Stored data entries
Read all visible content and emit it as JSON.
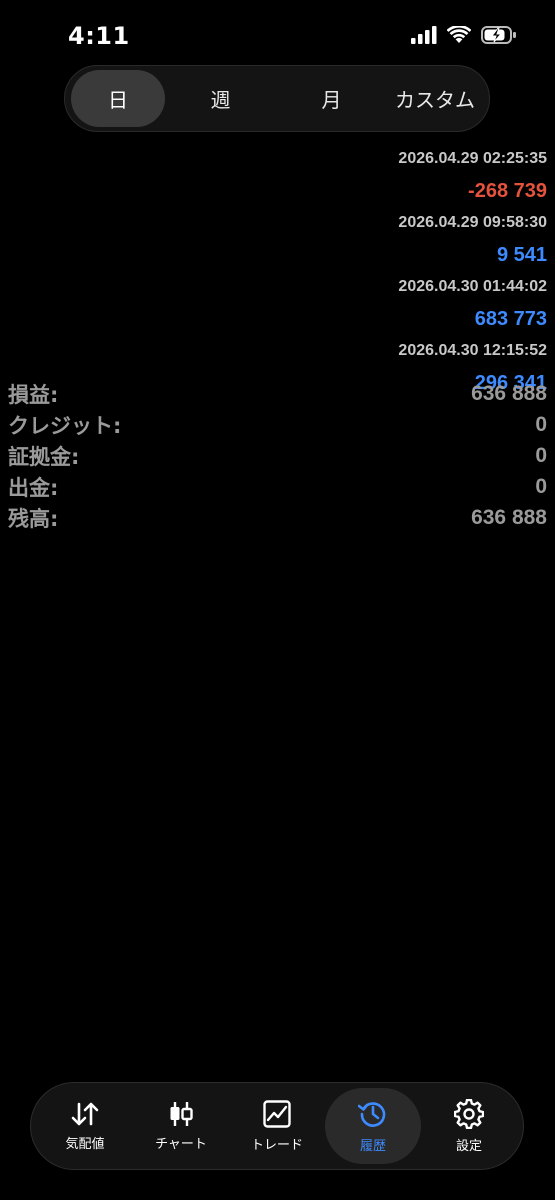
{
  "status_bar": {
    "time": "4:11"
  },
  "period_tabs": [
    {
      "label": "日",
      "active": true
    },
    {
      "label": "週",
      "active": false
    },
    {
      "label": "月",
      "active": false
    },
    {
      "label": "カスタム",
      "active": false
    }
  ],
  "deals": [
    {
      "time": "2026.04.29 02:25:35",
      "profit": "-268 739",
      "color": "#e5533d"
    },
    {
      "time": "2026.04.29 09:58:30",
      "profit": "9 541",
      "color": "#3d8bff"
    },
    {
      "time": "2026.04.30 01:44:02",
      "profit": "683 773",
      "color": "#3d8bff"
    },
    {
      "time": "2026.04.30 12:15:52",
      "profit": "296 341",
      "color": "#3d8bff"
    }
  ],
  "summary": [
    {
      "label": "損益:",
      "value": "636 888"
    },
    {
      "label": "クレジット:",
      "value": "0"
    },
    {
      "label": "証拠金:",
      "value": "0"
    },
    {
      "label": "出金:",
      "value": "0"
    },
    {
      "label": "残高:",
      "value": "636 888"
    }
  ],
  "tabbar": [
    {
      "label": "気配値",
      "icon": "quotes-arrows-icon",
      "active": false
    },
    {
      "label": "チャート",
      "icon": "candlestick-chart-icon",
      "active": false
    },
    {
      "label": "トレード",
      "icon": "trade-chart-icon",
      "active": false
    },
    {
      "label": "履歴",
      "icon": "history-clock-icon",
      "active": true
    },
    {
      "label": "設定",
      "icon": "gear-icon",
      "active": false
    }
  ],
  "colors": {
    "loss": "#e5533d",
    "profit": "#3d8bff",
    "accent": "#3d8bff"
  }
}
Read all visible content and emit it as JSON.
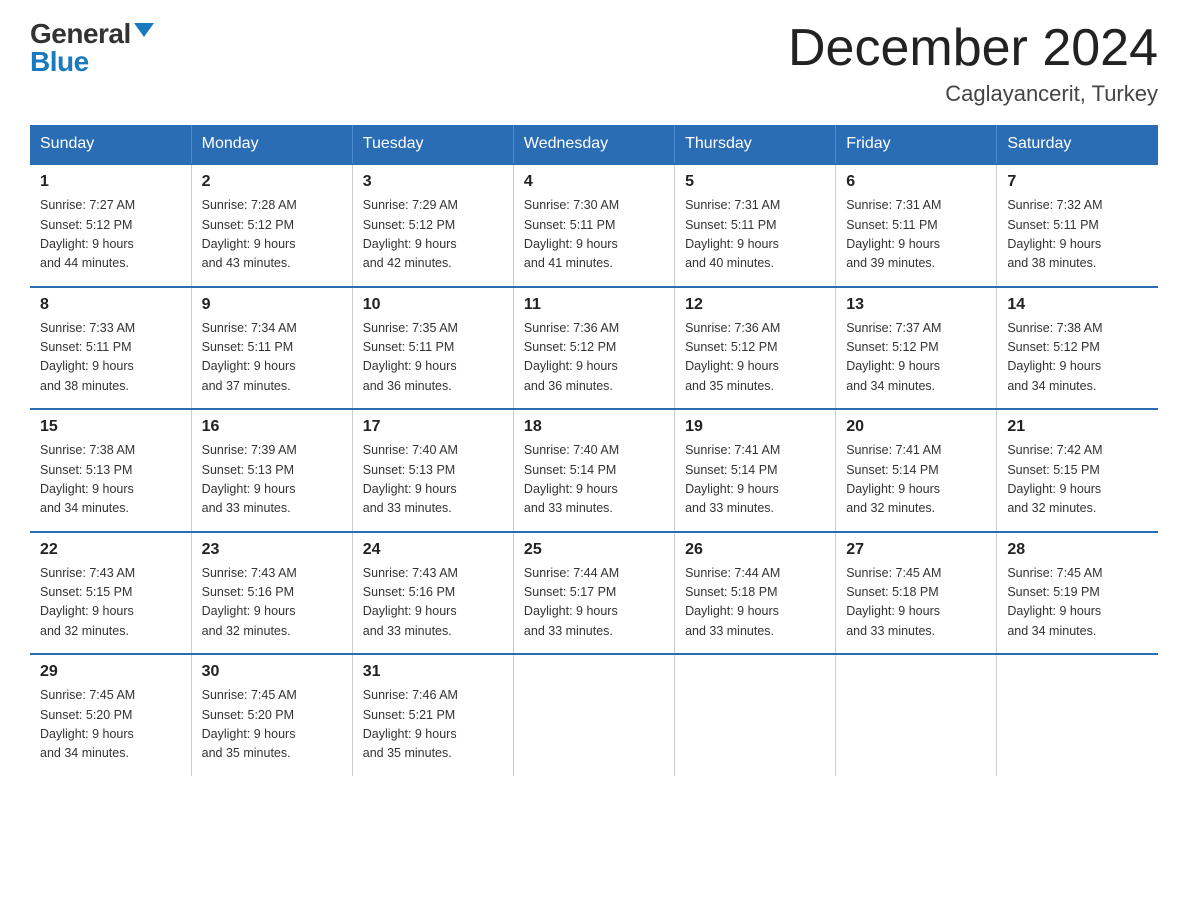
{
  "logo": {
    "general": "General",
    "blue": "Blue"
  },
  "title": {
    "month_year": "December 2024",
    "location": "Caglayancerit, Turkey"
  },
  "days_header": [
    "Sunday",
    "Monday",
    "Tuesday",
    "Wednesday",
    "Thursday",
    "Friday",
    "Saturday"
  ],
  "weeks": [
    [
      {
        "day": "1",
        "sunrise": "7:27 AM",
        "sunset": "5:12 PM",
        "daylight": "9 hours and 44 minutes."
      },
      {
        "day": "2",
        "sunrise": "7:28 AM",
        "sunset": "5:12 PM",
        "daylight": "9 hours and 43 minutes."
      },
      {
        "day": "3",
        "sunrise": "7:29 AM",
        "sunset": "5:12 PM",
        "daylight": "9 hours and 42 minutes."
      },
      {
        "day": "4",
        "sunrise": "7:30 AM",
        "sunset": "5:11 PM",
        "daylight": "9 hours and 41 minutes."
      },
      {
        "day": "5",
        "sunrise": "7:31 AM",
        "sunset": "5:11 PM",
        "daylight": "9 hours and 40 minutes."
      },
      {
        "day": "6",
        "sunrise": "7:31 AM",
        "sunset": "5:11 PM",
        "daylight": "9 hours and 39 minutes."
      },
      {
        "day": "7",
        "sunrise": "7:32 AM",
        "sunset": "5:11 PM",
        "daylight": "9 hours and 38 minutes."
      }
    ],
    [
      {
        "day": "8",
        "sunrise": "7:33 AM",
        "sunset": "5:11 PM",
        "daylight": "9 hours and 38 minutes."
      },
      {
        "day": "9",
        "sunrise": "7:34 AM",
        "sunset": "5:11 PM",
        "daylight": "9 hours and 37 minutes."
      },
      {
        "day": "10",
        "sunrise": "7:35 AM",
        "sunset": "5:11 PM",
        "daylight": "9 hours and 36 minutes."
      },
      {
        "day": "11",
        "sunrise": "7:36 AM",
        "sunset": "5:12 PM",
        "daylight": "9 hours and 36 minutes."
      },
      {
        "day": "12",
        "sunrise": "7:36 AM",
        "sunset": "5:12 PM",
        "daylight": "9 hours and 35 minutes."
      },
      {
        "day": "13",
        "sunrise": "7:37 AM",
        "sunset": "5:12 PM",
        "daylight": "9 hours and 34 minutes."
      },
      {
        "day": "14",
        "sunrise": "7:38 AM",
        "sunset": "5:12 PM",
        "daylight": "9 hours and 34 minutes."
      }
    ],
    [
      {
        "day": "15",
        "sunrise": "7:38 AM",
        "sunset": "5:13 PM",
        "daylight": "9 hours and 34 minutes."
      },
      {
        "day": "16",
        "sunrise": "7:39 AM",
        "sunset": "5:13 PM",
        "daylight": "9 hours and 33 minutes."
      },
      {
        "day": "17",
        "sunrise": "7:40 AM",
        "sunset": "5:13 PM",
        "daylight": "9 hours and 33 minutes."
      },
      {
        "day": "18",
        "sunrise": "7:40 AM",
        "sunset": "5:14 PM",
        "daylight": "9 hours and 33 minutes."
      },
      {
        "day": "19",
        "sunrise": "7:41 AM",
        "sunset": "5:14 PM",
        "daylight": "9 hours and 33 minutes."
      },
      {
        "day": "20",
        "sunrise": "7:41 AM",
        "sunset": "5:14 PM",
        "daylight": "9 hours and 32 minutes."
      },
      {
        "day": "21",
        "sunrise": "7:42 AM",
        "sunset": "5:15 PM",
        "daylight": "9 hours and 32 minutes."
      }
    ],
    [
      {
        "day": "22",
        "sunrise": "7:43 AM",
        "sunset": "5:15 PM",
        "daylight": "9 hours and 32 minutes."
      },
      {
        "day": "23",
        "sunrise": "7:43 AM",
        "sunset": "5:16 PM",
        "daylight": "9 hours and 32 minutes."
      },
      {
        "day": "24",
        "sunrise": "7:43 AM",
        "sunset": "5:16 PM",
        "daylight": "9 hours and 33 minutes."
      },
      {
        "day": "25",
        "sunrise": "7:44 AM",
        "sunset": "5:17 PM",
        "daylight": "9 hours and 33 minutes."
      },
      {
        "day": "26",
        "sunrise": "7:44 AM",
        "sunset": "5:18 PM",
        "daylight": "9 hours and 33 minutes."
      },
      {
        "day": "27",
        "sunrise": "7:45 AM",
        "sunset": "5:18 PM",
        "daylight": "9 hours and 33 minutes."
      },
      {
        "day": "28",
        "sunrise": "7:45 AM",
        "sunset": "5:19 PM",
        "daylight": "9 hours and 34 minutes."
      }
    ],
    [
      {
        "day": "29",
        "sunrise": "7:45 AM",
        "sunset": "5:20 PM",
        "daylight": "9 hours and 34 minutes."
      },
      {
        "day": "30",
        "sunrise": "7:45 AM",
        "sunset": "5:20 PM",
        "daylight": "9 hours and 35 minutes."
      },
      {
        "day": "31",
        "sunrise": "7:46 AM",
        "sunset": "5:21 PM",
        "daylight": "9 hours and 35 minutes."
      },
      null,
      null,
      null,
      null
    ]
  ],
  "labels": {
    "sunrise": "Sunrise:",
    "sunset": "Sunset:",
    "daylight": "Daylight: 9 hours"
  }
}
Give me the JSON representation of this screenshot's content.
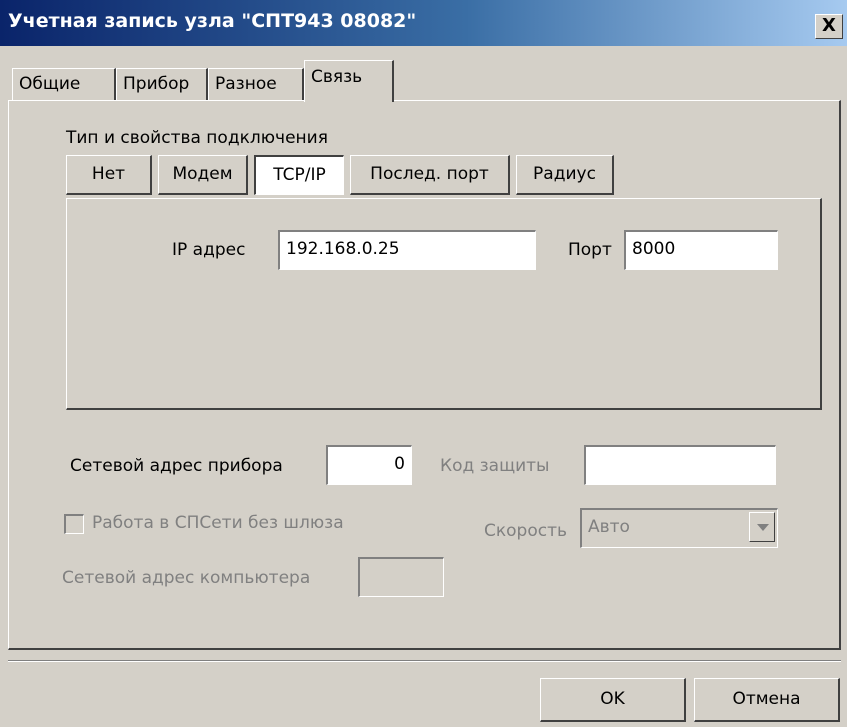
{
  "window": {
    "title": "Учетная запись узла \"СПТ943 08082\"",
    "close": "X"
  },
  "tabs": [
    {
      "label": "Общие"
    },
    {
      "label": "Прибор"
    },
    {
      "label": "Разное"
    },
    {
      "label": "Связь"
    }
  ],
  "connection": {
    "group_label": "Тип и свойства подключения",
    "buttons": [
      {
        "label": "Нет"
      },
      {
        "label": "Модем"
      },
      {
        "label": "TCP/IP"
      },
      {
        "label": "Послед. порт"
      },
      {
        "label": "Радиус"
      }
    ],
    "selected": "TCP/IP",
    "ip_label": "IP адрес",
    "ip_value": "192.168.0.25",
    "port_label": "Порт",
    "port_value": "8000"
  },
  "device": {
    "net_address_label": "Сетевой адрес прибора",
    "net_address_value": "0",
    "protection_code_label": "Код защиты",
    "protection_code_value": "",
    "no_gateway_label": "Работа в СПСети без шлюза",
    "speed_label": "Скорость",
    "speed_value": "Авто",
    "computer_address_label": "Сетевой адрес компьютера",
    "computer_address_value": ""
  },
  "footer": {
    "ok": "OK",
    "cancel": "Отмена"
  }
}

Given problem – From the records above, copy every line that holds the word "profit".

Result of this task –
      "profit": "-268 739",
      "profit": "9 541",
      "profit": "683 773",
      "profit": "296 341",
    "profit": "#3d8bff",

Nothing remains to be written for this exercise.